◆ **INSTRUCTIONS TO FOLLOW**
In the copy, include every entry exactly but none of the pictures.

◆ **ENTRIES PROVIDED**
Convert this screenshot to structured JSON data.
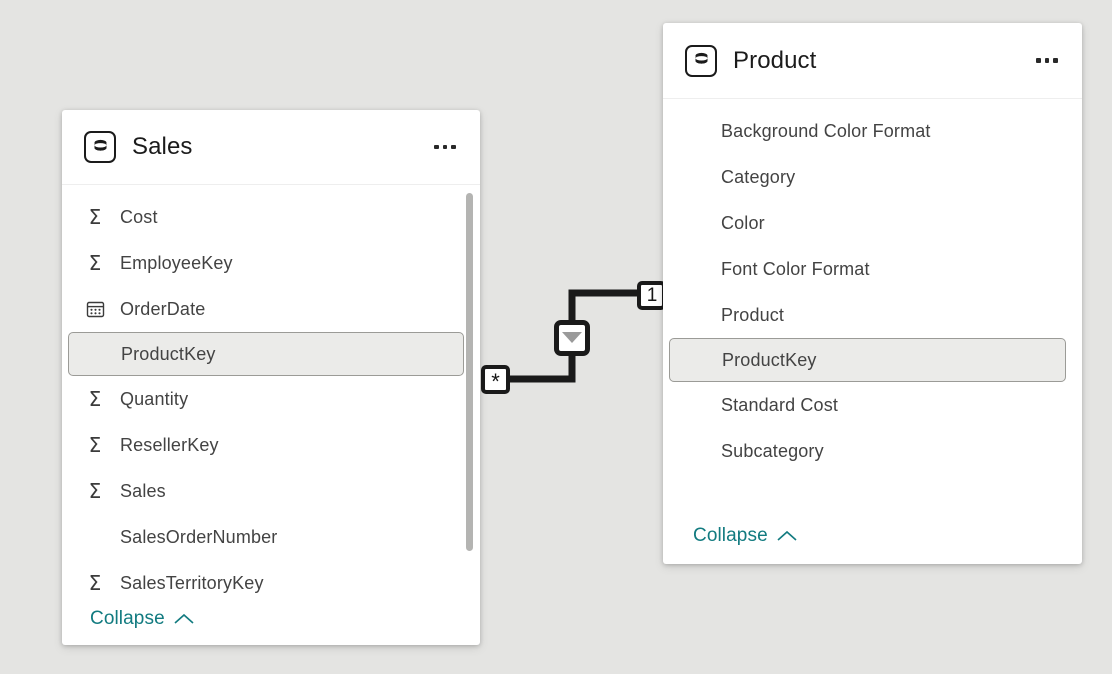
{
  "canvas": {
    "background_color": "#e4e4e2"
  },
  "tables": [
    {
      "id": "sales",
      "title": "Sales",
      "icon": "table-database-icon",
      "menu_label": "More options",
      "collapse_label": "Collapse",
      "fields": [
        {
          "name": "Cost",
          "icon": "sigma-icon"
        },
        {
          "name": "EmployeeKey",
          "icon": "sigma-icon"
        },
        {
          "name": "OrderDate",
          "icon": "calendar-icon"
        },
        {
          "name": "ProductKey",
          "icon": "none",
          "selected": true
        },
        {
          "name": "Quantity",
          "icon": "sigma-icon"
        },
        {
          "name": "ResellerKey",
          "icon": "sigma-icon"
        },
        {
          "name": "Sales",
          "icon": "sigma-icon"
        },
        {
          "name": "SalesOrderNumber",
          "icon": "none"
        },
        {
          "name": "SalesTerritoryKey",
          "icon": "sigma-icon"
        }
      ],
      "has_scrollbar": true
    },
    {
      "id": "product",
      "title": "Product",
      "icon": "table-database-icon",
      "menu_label": "More options",
      "collapse_label": "Collapse",
      "fields": [
        {
          "name": "Background Color Format",
          "icon": "none"
        },
        {
          "name": "Category",
          "icon": "none"
        },
        {
          "name": "Color",
          "icon": "none"
        },
        {
          "name": "Font Color Format",
          "icon": "none"
        },
        {
          "name": "Product",
          "icon": "none"
        },
        {
          "name": "ProductKey",
          "icon": "none",
          "selected": true
        },
        {
          "name": "Standard Cost",
          "icon": "none"
        },
        {
          "name": "Subcategory",
          "icon": "none"
        }
      ],
      "has_scrollbar": false
    }
  ],
  "relationship": {
    "from_table": "sales",
    "from_field": "ProductKey",
    "to_table": "product",
    "to_field": "ProductKey",
    "many_cardinality": "*",
    "one_cardinality": "1",
    "cross_filter_direction": "single",
    "cross_filter_icon": "filter-arrow-down-icon",
    "line_color": "#1a1a1a"
  },
  "theme": {
    "accent_link_color": "#127b80",
    "card_background": "#ffffff",
    "selected_row_background": "#ebebe9",
    "selected_row_border": "#9b9b97",
    "text_color": "#434343",
    "title_color": "#1b1b1b",
    "scrollbar_color": "#b4b4b2"
  }
}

◆ **TASK SOLUTION**
Convert this screenshot to structured JSON data.
{
  "canvas": {
    "background_color": "#e4e4e2"
  },
  "tables": [
    {
      "id": "sales",
      "title": "Sales",
      "icon": "table-database-icon",
      "menu_label": "More options",
      "collapse_label": "Collapse",
      "fields": [
        {
          "name": "Cost",
          "icon": "sigma-icon"
        },
        {
          "name": "EmployeeKey",
          "icon": "sigma-icon"
        },
        {
          "name": "OrderDate",
          "icon": "calendar-icon"
        },
        {
          "name": "ProductKey",
          "icon": "none",
          "selected": true
        },
        {
          "name": "Quantity",
          "icon": "sigma-icon"
        },
        {
          "name": "ResellerKey",
          "icon": "sigma-icon"
        },
        {
          "name": "Sales",
          "icon": "sigma-icon"
        },
        {
          "name": "SalesOrderNumber",
          "icon": "none"
        },
        {
          "name": "SalesTerritoryKey",
          "icon": "sigma-icon"
        }
      ],
      "has_scrollbar": true
    },
    {
      "id": "product",
      "title": "Product",
      "icon": "table-database-icon",
      "menu_label": "More options",
      "collapse_label": "Collapse",
      "fields": [
        {
          "name": "Background Color Format",
          "icon": "none"
        },
        {
          "name": "Category",
          "icon": "none"
        },
        {
          "name": "Color",
          "icon": "none"
        },
        {
          "name": "Font Color Format",
          "icon": "none"
        },
        {
          "name": "Product",
          "icon": "none"
        },
        {
          "name": "ProductKey",
          "icon": "none",
          "selected": true
        },
        {
          "name": "Standard Cost",
          "icon": "none"
        },
        {
          "name": "Subcategory",
          "icon": "none"
        }
      ],
      "has_scrollbar": false
    }
  ],
  "relationship": {
    "from_table": "sales",
    "from_field": "ProductKey",
    "to_table": "product",
    "to_field": "ProductKey",
    "many_cardinality": "*",
    "one_cardinality": "1",
    "cross_filter_direction": "single",
    "cross_filter_icon": "filter-arrow-down-icon",
    "line_color": "#1a1a1a"
  },
  "theme": {
    "accent_link_color": "#127b80",
    "card_background": "#ffffff",
    "selected_row_background": "#ebebe9",
    "selected_row_border": "#9b9b97",
    "text_color": "#434343",
    "title_color": "#1b1b1b",
    "scrollbar_color": "#b4b4b2"
  }
}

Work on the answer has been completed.